[Dataset records]
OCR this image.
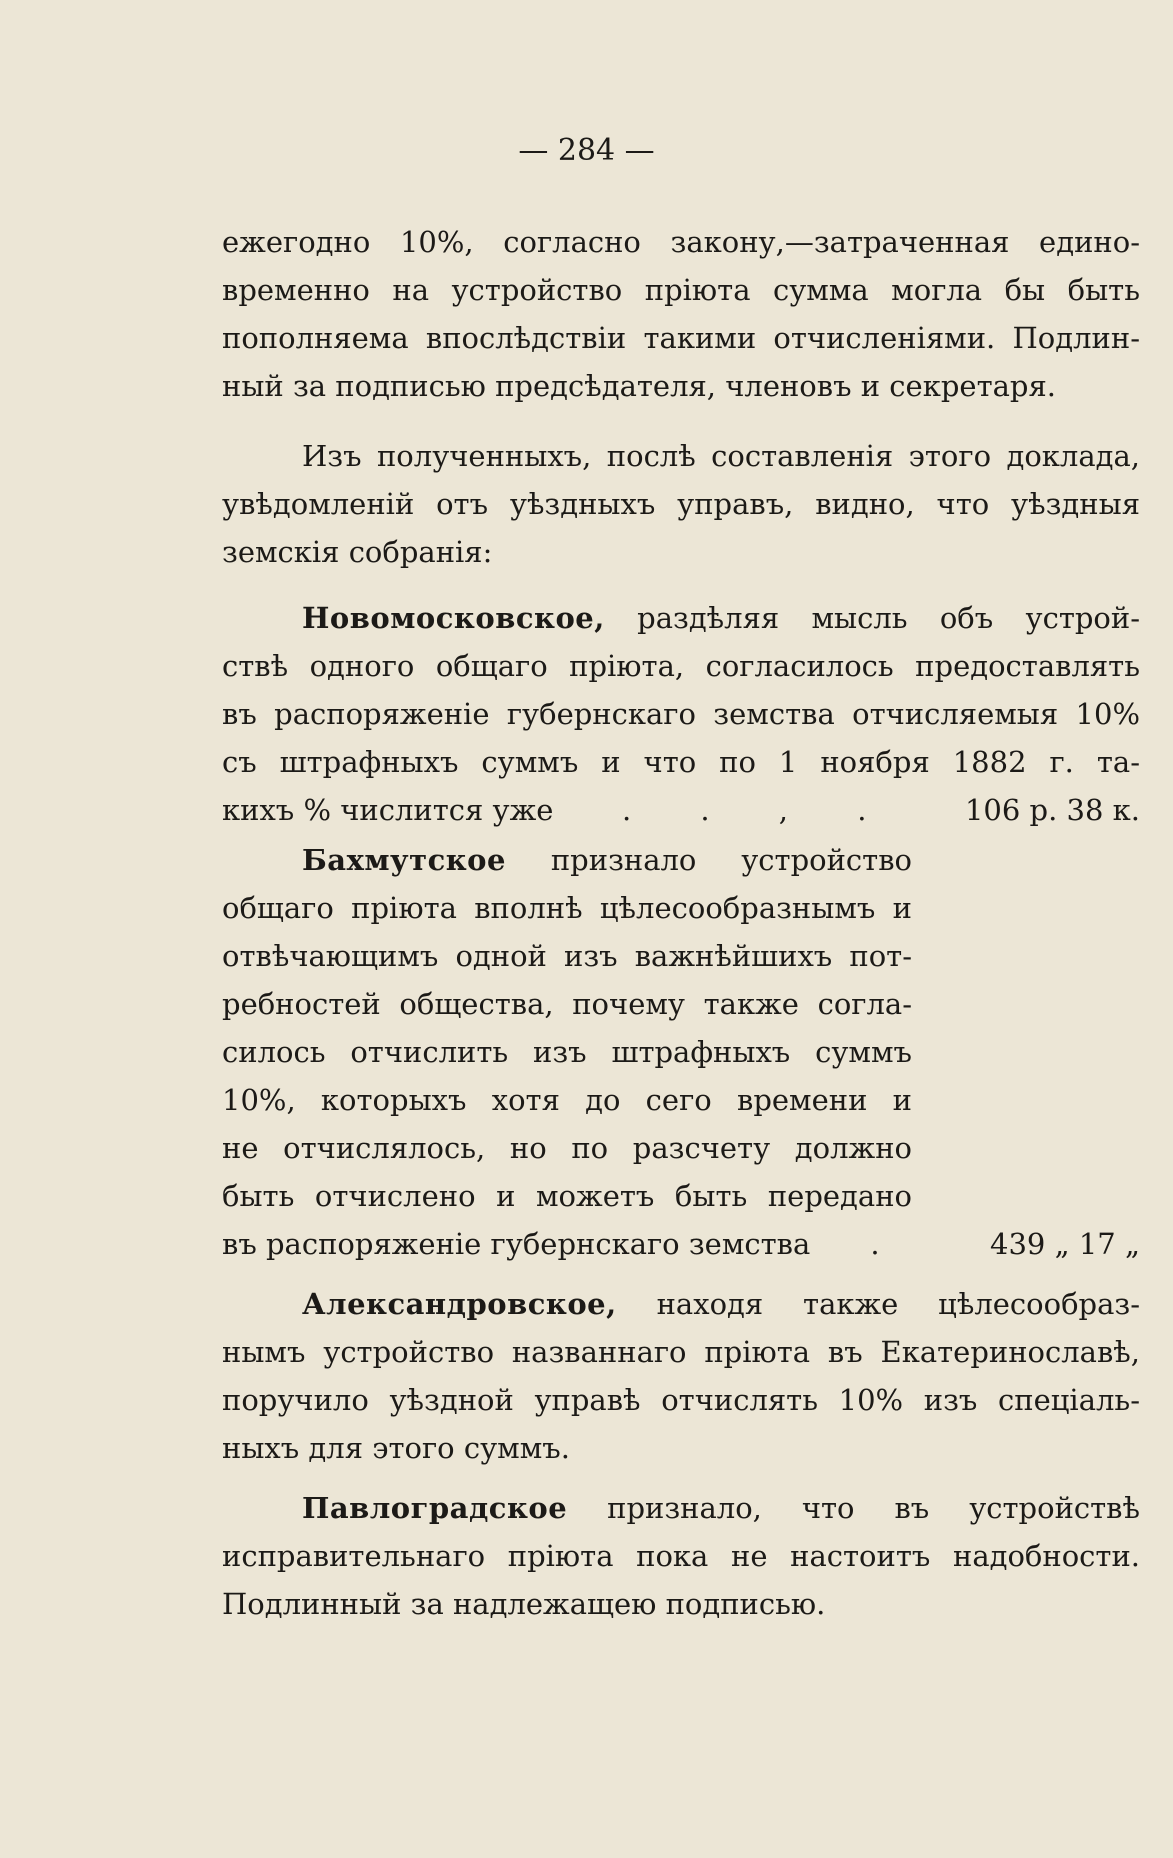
— 284 —

ежегодно 10%, согласно закону,—затраченная едино-

временно на устройство прiюта сумма могла бы быть

пополняема впослѣдствiи такими отчисленiями. Подлин-

ный за подписью предсѣдателя, членовъ и секретаря.

Изъ полученныхъ, послѣ составленiя этого доклада,

увѣдомленiй отъ уѣздныхъ управъ, видно, что уѣздныя

земскiя собранiя:

Новомосковское, раздѣляя мысль объ устрой-

ствѣ одного общаго прiюта, согласилось предоставлять

въ распоряженiе губернскаго земства отчисляемыя 10%

съ штрафныхъ суммъ и что по 1 ноября 1882 г. та-

кихъ % числится уже . . , . 106 р. 38 к.

Бахмутское признало устройство

общаго прiюта вполнѣ цѣлесообразнымъ и

отвѣчающимъ одной изъ важнѣйшихъ пот-

ребностей общества, почему также согла-

силось отчислить изъ штрафныхъ суммъ

10%, которыхъ хотя до сего времени и

не отчислялось, но по разсчету должно

быть отчислено и можетъ быть передано

въ распоряженiе губернскаго земства .	439 „ 17 „

Александровское, находя также цѣлесообраз-

нымъ устройство названнаго прiюта въ Екатеринославѣ,

поручило уѣздной управѣ отчислять 10% изъ спецiаль-

ныхъ для этого суммъ.

Павлоградское признало, что въ устройствѣ

исправительнаго прiюта пока не настоитъ надобности.

Подлинный за надлежащею подписью.
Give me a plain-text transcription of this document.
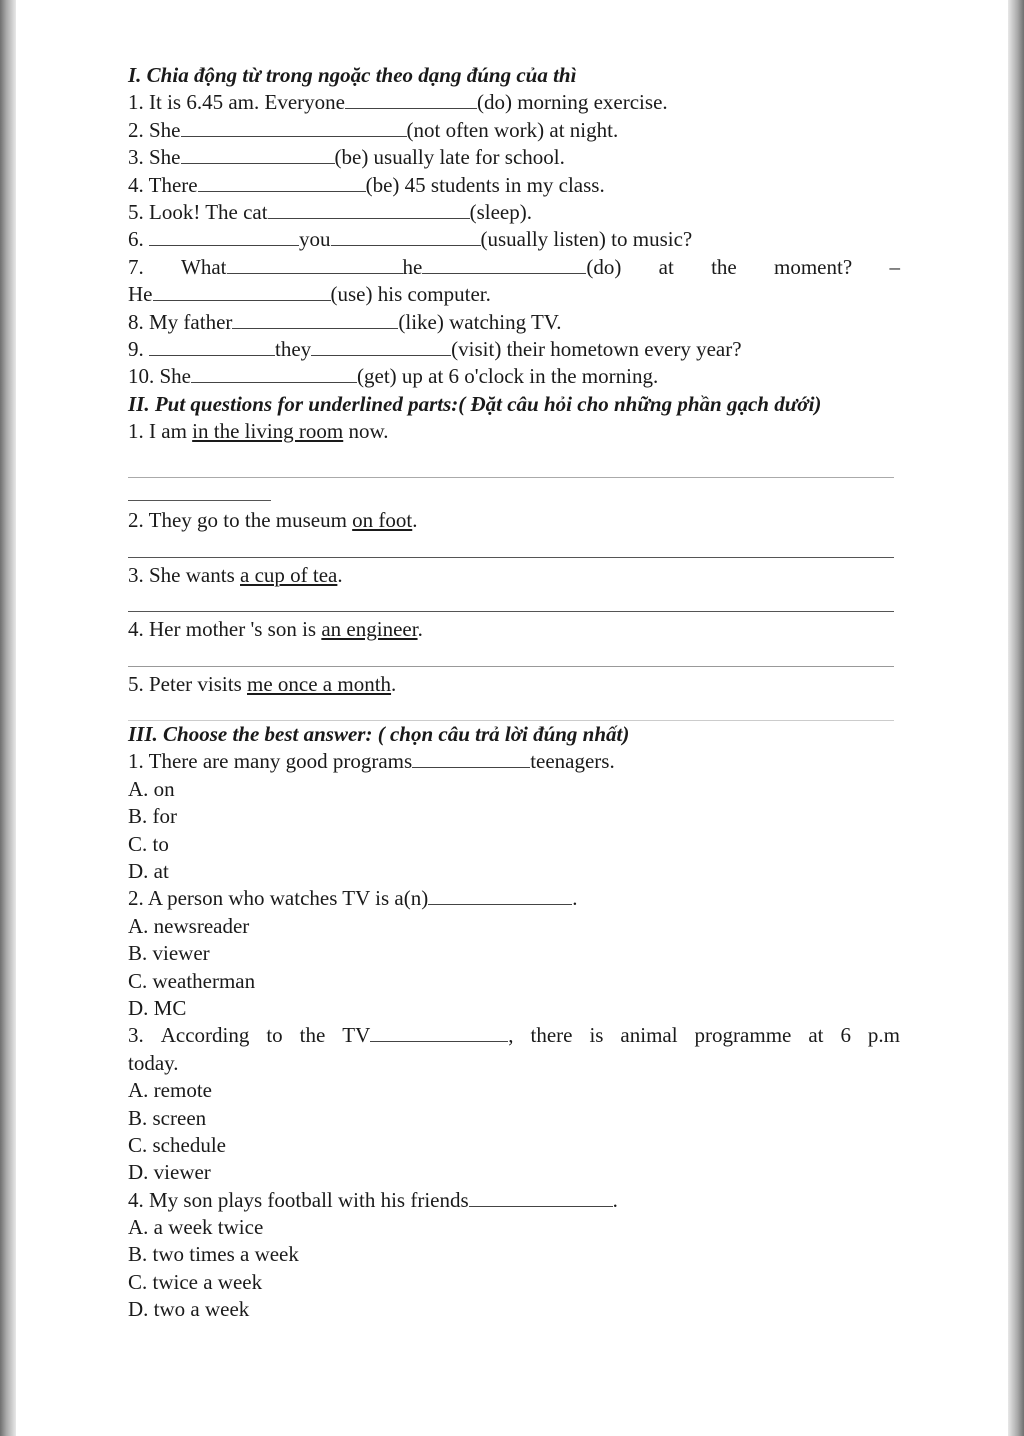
I. Chia động từ trong ngoặc theo dạng đúng của thì
1. It is 6.45 am. Everyone	(do) morning exercise.
2. She	(not often work) at night.
3. She	(be) usually late for school.
4. There	(be) 45 students in my class.
5. Look! The cat	(sleep).
6.	you	(usually listen) to music?
7. What	he	(do) at the moment? –
He	(use) his computer.
8. My father	(like) watching TV.
9.	they	(visit) their hometown every year?
10. She	(get) up at 6 o'clock in the morning.
II. Put questions for underlined parts:( Đặt câu hỏi cho những phần gạch dưới)
1. I am in the living room now.
2. They go to the museum on foot.
3. She wants a cup of tea.
4. Her mother 's son is an engineer.
5. Peter visits me once a month.
III. Choose the best answer: ( chọn câu trả lời đúng nhất)
1. There are many good programs	teenagers.
A. on
B. for
C. to
D. at
2. A person who watches TV is a(n)	.
A. newsreader
B. viewer
C. weatherman
D. MC
3. According to the TV	, there is animal programme at 6 p.m
today.
A. remote
B. screen
C. schedule
D. viewer
4. My son plays football with his friends	.
A. a week twice
B. two times a week
C. twice a week
D. two a week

- [Work to complete]: Quote exactly the lines from the line that contains "Give me a plain-text" through the last line of the listing, please, leaving out all pictures.

- [Written answer]:
Give me a plain-text transcription of this document.
I. Chia động từ trong ngoặc theo dạng đúng của thì
1. It is 6.45 am. Everyone	(do) morning exercise.
2. She	(not often work) at night.
3. She	(be) usually late for school.
4. There	(be) 45 students in my class.
5. Look! The cat	(sleep).
6.	you	(usually listen) to music?
7. What	he	(do) at the moment? –
He	(use) his computer.
8. My father	(like) watching TV.
9.	they	(visit) their hometown every year?
10. She	(get) up at 6 o'clock in the morning.
II. Put questions for underlined parts:( Đặt câu hỏi cho những phần gạch dưới)
1. I am in the living room now.
2. They go to the museum on foot.
3. She wants a cup of tea.
4. Her mother 's son is an engineer.
5. Peter visits me once a month.
III. Choose the best answer: ( chọn câu trả lời đúng nhất)
1. There are many good programs	teenagers.
A. on
B. for
C. to
D. at
2. A person who watches TV is a(n)	.
A. newsreader
B. viewer
C. weatherman
D. MC
3. According to the TV	, there is animal programme at 6 p.m
today.
A. remote
B. screen
C. schedule
D. viewer
4. My son plays football with his friends	.
A. a week twice
B. two times a week
C. twice a week
D. two a week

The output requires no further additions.